* **Work instructions**: All entries below need to be written out exactly, but without their pictures.

— start —

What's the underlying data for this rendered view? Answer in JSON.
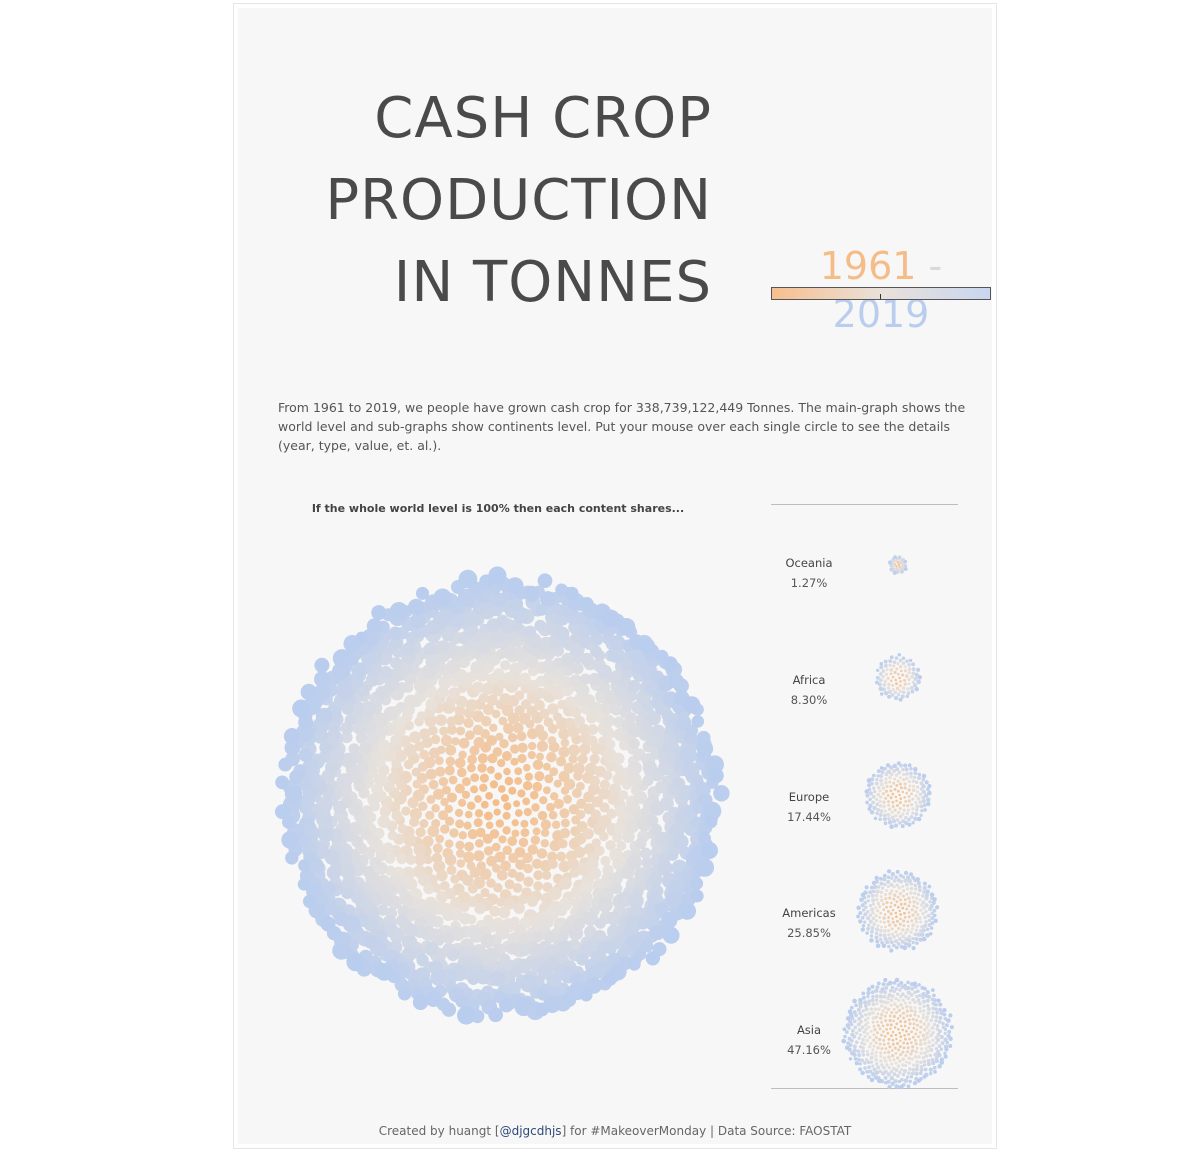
{
  "title": {
    "line1": "CASH CROP",
    "line2": "PRODUCTION",
    "line3": "IN TONNES"
  },
  "year_range": {
    "start": "1961",
    "separator": "-",
    "end": "2019"
  },
  "colors": {
    "start": "#f5bc87",
    "mid": "#e8e2dc",
    "end": "#b9cdef"
  },
  "description": "From 1961 to 2019, we people have grown cash crop for 338,739,122,449 Tonnes. The main-graph shows the world level and sub-graphs show continents level. Put your mouse over each single circle to see the details (year, type, value, et. al.).",
  "subtitle": "If the whole world level is 100% then each content shares...",
  "chart_data": {
    "type": "bubble-pack",
    "title": "CASH CROP PRODUCTION IN TONNES",
    "color_scale": {
      "from": "1961",
      "to": "2019"
    },
    "total_tonnes": 338739122449,
    "categories": [
      "Oceania",
      "Africa",
      "Europe",
      "Americas",
      "Asia"
    ],
    "values": [
      1.27,
      8.3,
      17.44,
      25.85,
      47.16
    ],
    "unit": "%"
  },
  "continents": [
    {
      "name": "Oceania",
      "share": "1.27%"
    },
    {
      "name": "Africa",
      "share": "8.30%"
    },
    {
      "name": "Europe",
      "share": "17.44%"
    },
    {
      "name": "Americas",
      "share": "25.85%"
    },
    {
      "name": "Asia",
      "share": "47.16%"
    }
  ],
  "footer": {
    "prefix": "Created by huangt [",
    "handle": "@djgcdhjs",
    "suffix": "] for #MakeoverMonday | Data Source: FAOSTAT"
  }
}
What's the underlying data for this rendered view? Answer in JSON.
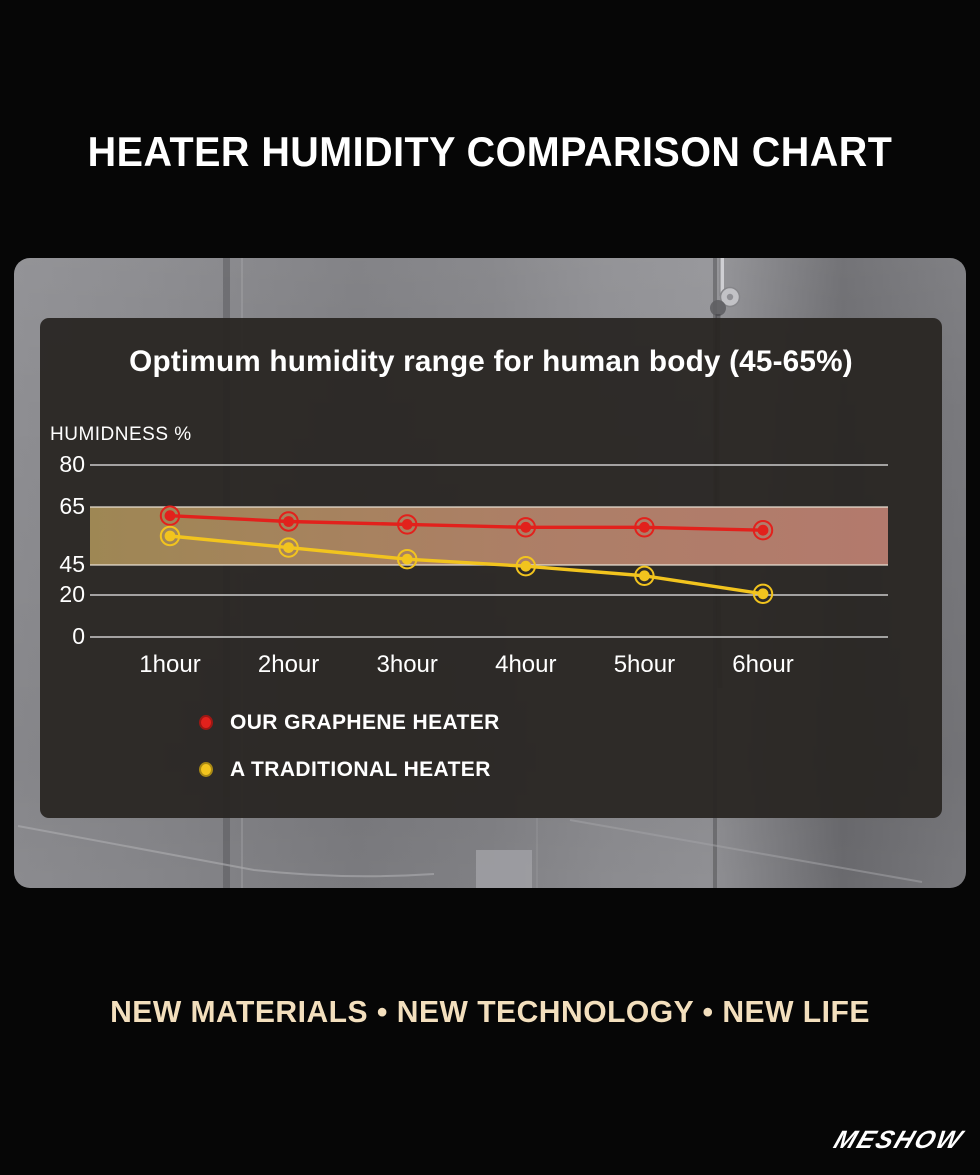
{
  "header": {
    "title": "HEATER HUMIDITY COMPARISON CHART"
  },
  "footer": {
    "tagline": "NEW MATERIALS •  NEW TECHNOLOGY • NEW LIFE",
    "tagline_color": "#f3dfbd",
    "logo": "MESHOW"
  },
  "colors": {
    "page_background": "#060606",
    "panel_background": "rgba(41,38,35,0.95)",
    "grid_line": "#dcdcdc",
    "band_edge_line": "#ece4d8"
  },
  "chart_data": {
    "type": "line",
    "title": "Optimum humidity range for human body (45-65%)",
    "ylabel": "HUMIDNESS %",
    "xlabel": "",
    "categories": [
      "1hour",
      "2hour",
      "3hour",
      "4hour",
      "5hour",
      "6hour"
    ],
    "y_ticks": [
      80,
      65,
      45,
      20,
      0
    ],
    "ylim": [
      0,
      80
    ],
    "grid": "horizontal",
    "legend_position": "bottom-left",
    "optimal_band": {
      "from": 45,
      "to": 65,
      "color_left": "#a88f58",
      "color_mid": "#b8866c",
      "color_right": "#bf8173"
    },
    "series": [
      {
        "name": "OUR GRAPHENE HEATER",
        "color": "#e2211c",
        "values": [
          62,
          60,
          59,
          58,
          58,
          57
        ]
      },
      {
        "name": "A TRADITIONAL HEATER",
        "color": "#f2c41e",
        "values": [
          55,
          51,
          47,
          44,
          36,
          21
        ]
      }
    ]
  }
}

— end —

* **Correct output**:
What's the underlying data for this rendered view? Answer in JSON.
{
  "title": {
    "line1": "CASH CROP",
    "line2": "PRODUCTION",
    "line3": "IN TONNES"
  },
  "year_range": {
    "start": "1961",
    "separator": "-",
    "end": "2019"
  },
  "colors": {
    "start": "#f5bc87",
    "mid": "#e8e2dc",
    "end": "#b9cdef"
  },
  "description": "From 1961 to 2019, we people have grown cash crop for 338,739,122,449 Tonnes. The main-graph shows the world level and sub-graphs show continents level. Put your mouse over each single circle to see the details (year, type, value, et. al.).",
  "subtitle": "If the whole world level is 100% then each content shares...",
  "chart_data": {
    "type": "bubble-pack",
    "title": "CASH CROP PRODUCTION IN TONNES",
    "color_scale": {
      "from": "1961",
      "to": "2019"
    },
    "total_tonnes": 338739122449,
    "categories": [
      "Oceania",
      "Africa",
      "Europe",
      "Americas",
      "Asia"
    ],
    "values": [
      1.27,
      8.3,
      17.44,
      25.85,
      47.16
    ],
    "unit": "%"
  },
  "continents": [
    {
      "name": "Oceania",
      "share": "1.27%"
    },
    {
      "name": "Africa",
      "share": "8.30%"
    },
    {
      "name": "Europe",
      "share": "17.44%"
    },
    {
      "name": "Americas",
      "share": "25.85%"
    },
    {
      "name": "Asia",
      "share": "47.16%"
    }
  ],
  "footer": {
    "prefix": "Created by huangt [",
    "handle": "@djgcdhjs",
    "suffix": "] for #MakeoverMonday | Data Source: FAOSTAT"
  }
}
What's the underlying data for this rendered view? Answer in JSON.
{
  "header": {
    "title": "HEATER HUMIDITY COMPARISON CHART"
  },
  "footer": {
    "tagline": "NEW MATERIALS •  NEW TECHNOLOGY • NEW LIFE",
    "tagline_color": "#f3dfbd",
    "logo": "MESHOW"
  },
  "colors": {
    "page_background": "#060606",
    "panel_background": "rgba(41,38,35,0.95)",
    "grid_line": "#dcdcdc",
    "band_edge_line": "#ece4d8"
  },
  "chart_data": {
    "type": "line",
    "title": "Optimum humidity range for human body (45-65%)",
    "ylabel": "HUMIDNESS %",
    "xlabel": "",
    "categories": [
      "1hour",
      "2hour",
      "3hour",
      "4hour",
      "5hour",
      "6hour"
    ],
    "y_ticks": [
      80,
      65,
      45,
      20,
      0
    ],
    "ylim": [
      0,
      80
    ],
    "grid": "horizontal",
    "legend_position": "bottom-left",
    "optimal_band": {
      "from": 45,
      "to": 65,
      "color_left": "#a88f58",
      "color_mid": "#b8866c",
      "color_right": "#bf8173"
    },
    "series": [
      {
        "name": "OUR GRAPHENE HEATER",
        "color": "#e2211c",
        "values": [
          62,
          60,
          59,
          58,
          58,
          57
        ]
      },
      {
        "name": "A TRADITIONAL HEATER",
        "color": "#f2c41e",
        "values": [
          55,
          51,
          47,
          44,
          36,
          21
        ]
      }
    ]
  }
}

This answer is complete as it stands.